Problem requirements => Lift every line from the entries that includes the word "economies".
++++ Dataset records ++++
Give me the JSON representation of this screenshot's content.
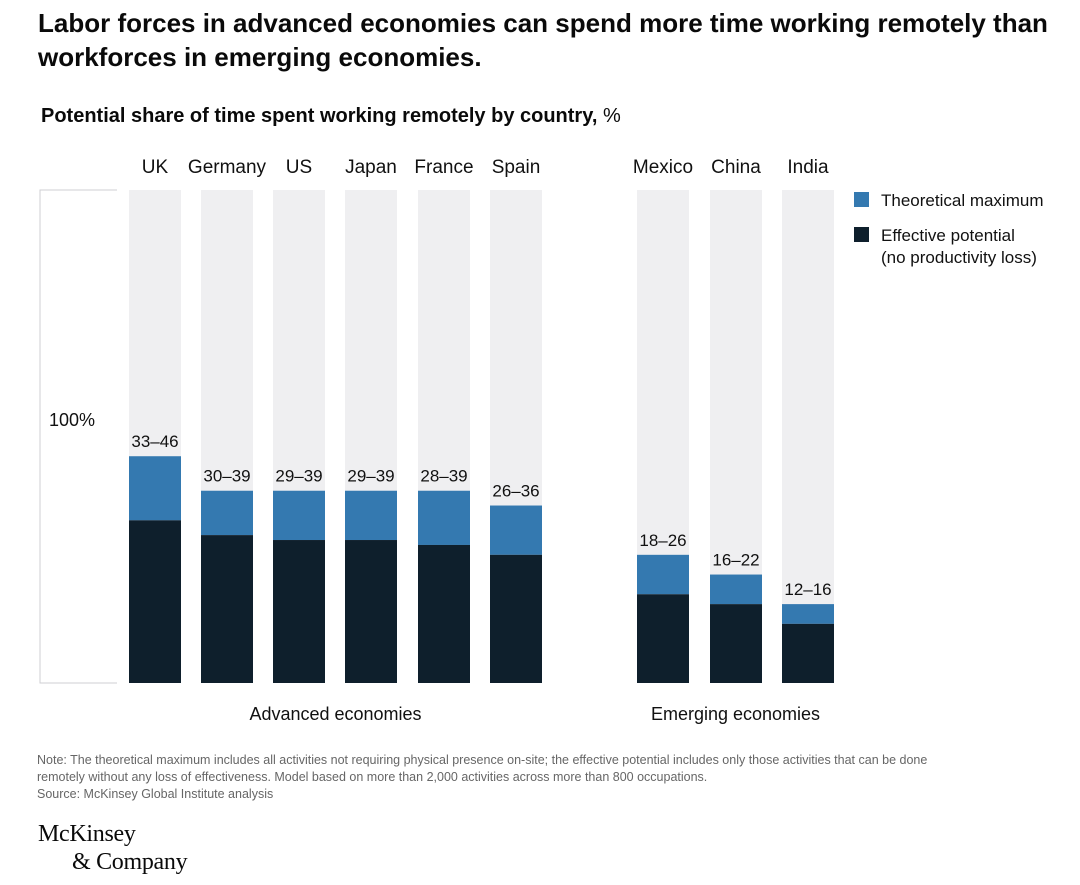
{
  "title": "Labor forces in advanced economies can spend more time working remotely than workforces in emerging economies.",
  "subtitle": "Potential share of time spent working remotely by country,",
  "subtitle_unit": "%",
  "note_lines": [
    "Note: The theoretical maximum includes all activities not requiring physical presence on-site; the effective potential includes only those activities that can be done",
    "remotely without any loss of effectiveness. Model based on more than 2,000 activities across more than 800 occupations."
  ],
  "source": "Source: McKinsey Global Institute analysis",
  "logo": {
    "line1": "McKinsey",
    "line2": "& Company"
  },
  "colors": {
    "theoretical": "#3479b0",
    "effective": "#0e1f2c",
    "background_bar": "#efeff1",
    "text": "#111111"
  },
  "chart_data": {
    "type": "bar",
    "stacked": true,
    "title": "Potential share of time spent working remotely by country, %",
    "ylabel": "%",
    "ylim": [
      0,
      100
    ],
    "reference_label": "100%",
    "groups": [
      {
        "name": "Advanced economies",
        "categories": [
          "UK",
          "Germany",
          "US",
          "Japan",
          "France",
          "Spain"
        ]
      },
      {
        "name": "Emerging economies",
        "categories": [
          "Mexico",
          "China",
          "India"
        ]
      }
    ],
    "categories": [
      "UK",
      "Germany",
      "US",
      "Japan",
      "France",
      "Spain",
      "Mexico",
      "China",
      "India"
    ],
    "range_labels": [
      "33–46",
      "30–39",
      "29–39",
      "29–39",
      "28–39",
      "26–36",
      "18–26",
      "16–22",
      "12–16"
    ],
    "series": [
      {
        "name": "Effective potential (no productivity loss)",
        "values": [
          33,
          30,
          29,
          29,
          28,
          26,
          18,
          16,
          12
        ]
      },
      {
        "name": "Theoretical maximum",
        "values": [
          46,
          39,
          39,
          39,
          39,
          36,
          26,
          22,
          16
        ]
      }
    ],
    "legend": [
      {
        "name": "Theoretical maximum",
        "lines": [
          "Theoretical maximum"
        ]
      },
      {
        "name": "Effective potential",
        "lines": [
          "Effective potential",
          "(no productivity loss)"
        ]
      }
    ],
    "legend_position": "top-right"
  }
}
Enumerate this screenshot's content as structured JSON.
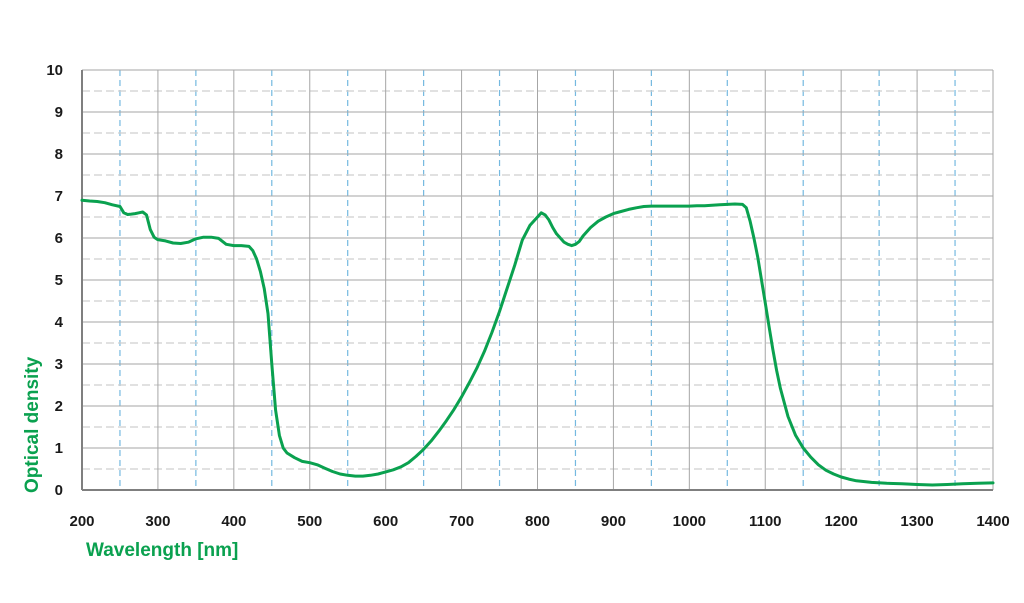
{
  "chart_data": {
    "type": "line",
    "title": "",
    "xlabel": "Wavelength [nm]",
    "ylabel": "Optical density",
    "xlim": [
      200,
      1400
    ],
    "ylim": [
      0,
      10
    ],
    "x_ticks": [
      200,
      300,
      400,
      500,
      600,
      700,
      800,
      900,
      1000,
      1100,
      1200,
      1300,
      1400
    ],
    "y_ticks": [
      0,
      1,
      2,
      3,
      4,
      5,
      6,
      7,
      8,
      9,
      10
    ],
    "x_tick_labels": [
      "200",
      "300",
      "400",
      "500",
      "600",
      "700",
      "800",
      "900",
      "1000",
      "1100",
      "1200",
      "1300",
      "1400"
    ],
    "y_tick_labels": [
      "0",
      "1",
      "2",
      "3",
      "4",
      "5",
      "6",
      "7",
      "8",
      "9",
      "10"
    ],
    "grid": true,
    "colors": {
      "line": "#0aa14f",
      "axis_title": "#0aa14f",
      "major_grid": "#a6a6a6",
      "minor_grid_y": "#cfcfcf",
      "minor_grid_x": "#74b9e0",
      "axis": "#7f7f7f"
    },
    "series": [
      {
        "x": [
          200,
          210,
          220,
          230,
          240,
          250,
          255,
          260,
          265,
          270,
          275,
          280,
          285,
          290,
          295,
          300,
          310,
          320,
          330,
          340,
          350,
          360,
          370,
          380,
          390,
          400,
          410,
          420,
          425,
          430,
          435,
          440,
          445,
          450,
          455,
          460,
          465,
          470,
          480,
          490,
          500,
          510,
          520,
          530,
          540,
          550,
          560,
          570,
          580,
          590,
          600,
          610,
          620,
          630,
          640,
          650,
          660,
          670,
          680,
          690,
          700,
          710,
          720,
          730,
          740,
          750,
          760,
          770,
          780,
          790,
          800,
          805,
          810,
          815,
          820,
          825,
          830,
          835,
          840,
          845,
          850,
          855,
          860,
          870,
          880,
          890,
          900,
          910,
          920,
          930,
          940,
          950,
          960,
          970,
          980,
          990,
          1000,
          1010,
          1020,
          1030,
          1040,
          1050,
          1060,
          1070,
          1075,
          1080,
          1085,
          1090,
          1095,
          1100,
          1105,
          1110,
          1115,
          1120,
          1130,
          1140,
          1150,
          1160,
          1170,
          1180,
          1190,
          1200,
          1210,
          1220,
          1240,
          1260,
          1280,
          1300,
          1320,
          1340,
          1360,
          1380,
          1400
        ],
        "y": [
          6.9,
          6.88,
          6.87,
          6.84,
          6.79,
          6.75,
          6.6,
          6.56,
          6.57,
          6.58,
          6.6,
          6.62,
          6.55,
          6.2,
          6.02,
          5.96,
          5.93,
          5.88,
          5.87,
          5.9,
          5.98,
          6.02,
          6.02,
          5.99,
          5.85,
          5.82,
          5.82,
          5.8,
          5.7,
          5.5,
          5.2,
          4.8,
          4.2,
          3.0,
          1.9,
          1.3,
          1.0,
          0.88,
          0.77,
          0.68,
          0.65,
          0.6,
          0.52,
          0.44,
          0.38,
          0.35,
          0.33,
          0.33,
          0.35,
          0.38,
          0.43,
          0.48,
          0.55,
          0.65,
          0.8,
          0.97,
          1.17,
          1.4,
          1.65,
          1.92,
          2.22,
          2.55,
          2.9,
          3.3,
          3.75,
          4.25,
          4.8,
          5.35,
          5.95,
          6.3,
          6.5,
          6.6,
          6.55,
          6.43,
          6.25,
          6.1,
          6.0,
          5.9,
          5.85,
          5.82,
          5.85,
          5.92,
          6.05,
          6.25,
          6.4,
          6.5,
          6.58,
          6.63,
          6.68,
          6.72,
          6.75,
          6.76,
          6.76,
          6.76,
          6.76,
          6.76,
          6.76,
          6.77,
          6.77,
          6.78,
          6.79,
          6.8,
          6.81,
          6.8,
          6.72,
          6.4,
          6.0,
          5.55,
          5.0,
          4.45,
          3.9,
          3.35,
          2.85,
          2.42,
          1.75,
          1.3,
          1.0,
          0.78,
          0.6,
          0.47,
          0.38,
          0.31,
          0.26,
          0.22,
          0.18,
          0.16,
          0.15,
          0.13,
          0.12,
          0.13,
          0.15,
          0.16,
          0.17
        ]
      }
    ]
  }
}
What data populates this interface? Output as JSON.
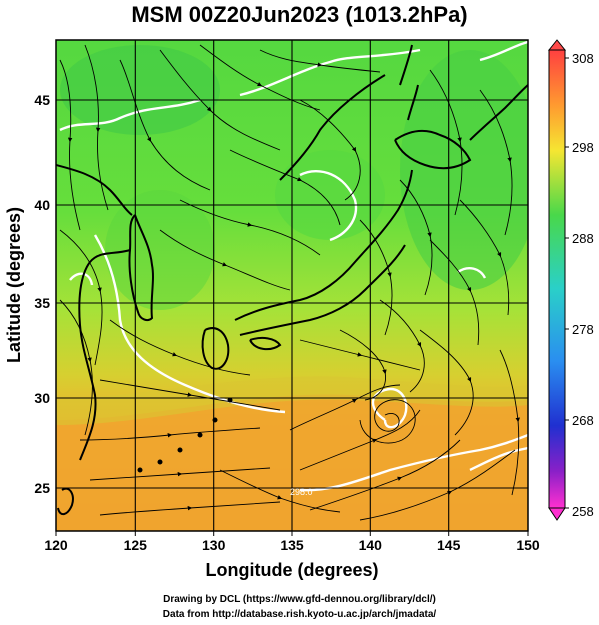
++++
Exercise response =>
  "title": "Labor forces in advanced economies can spend more time working remotely than workforces in emerging economies.",
        "name": "Advanced economies",
        "name": "Emerging economies",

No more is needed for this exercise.